**STATED EXERCISE**
Every line below that contains "субвенции" is to be copied.

**RECORDS SUPPLIED**
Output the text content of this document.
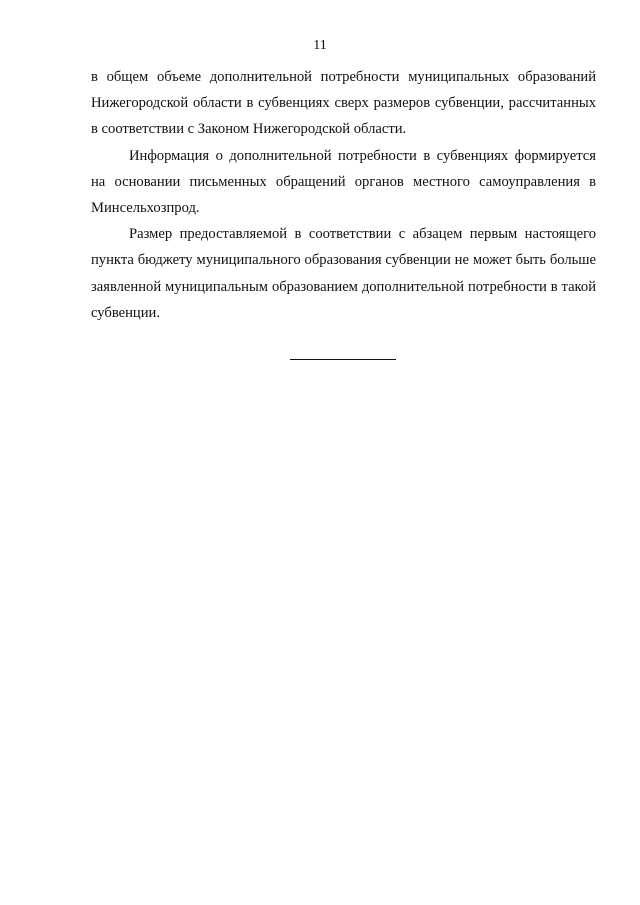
11

в общем объеме дополнительной потребности муниципальных образований Нижегородской области в субвенциях сверх размеров субвенции, рассчитанных в соответствии с Законом Нижегородской области.

Информация о дополнительной потребности в субвенциях формируется на основании письменных обращений органов местного самоуправления в Минсельхозпрод.

Размер предоставляемой в соответствии с абзацем первым настоящего пункта бюджету муниципального образования субвенции не может быть больше заявленной муниципальным образованием дополнительной потребности в такой субвенции.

**WRITTEN SOLUTION**
в общем объеме дополнительной потребности муниципальных образований Нижегородской области в субвенциях сверх размеров субвенции, рассчитанных в соответствии с Законом Нижегородской области.
Размер предоставляемой в соответствии с абзацем первым настоящего пункта бюджету муниципального образования субвенции не может быть больше заявленной муниципальным образованием дополнительной потребности в такой субвенции.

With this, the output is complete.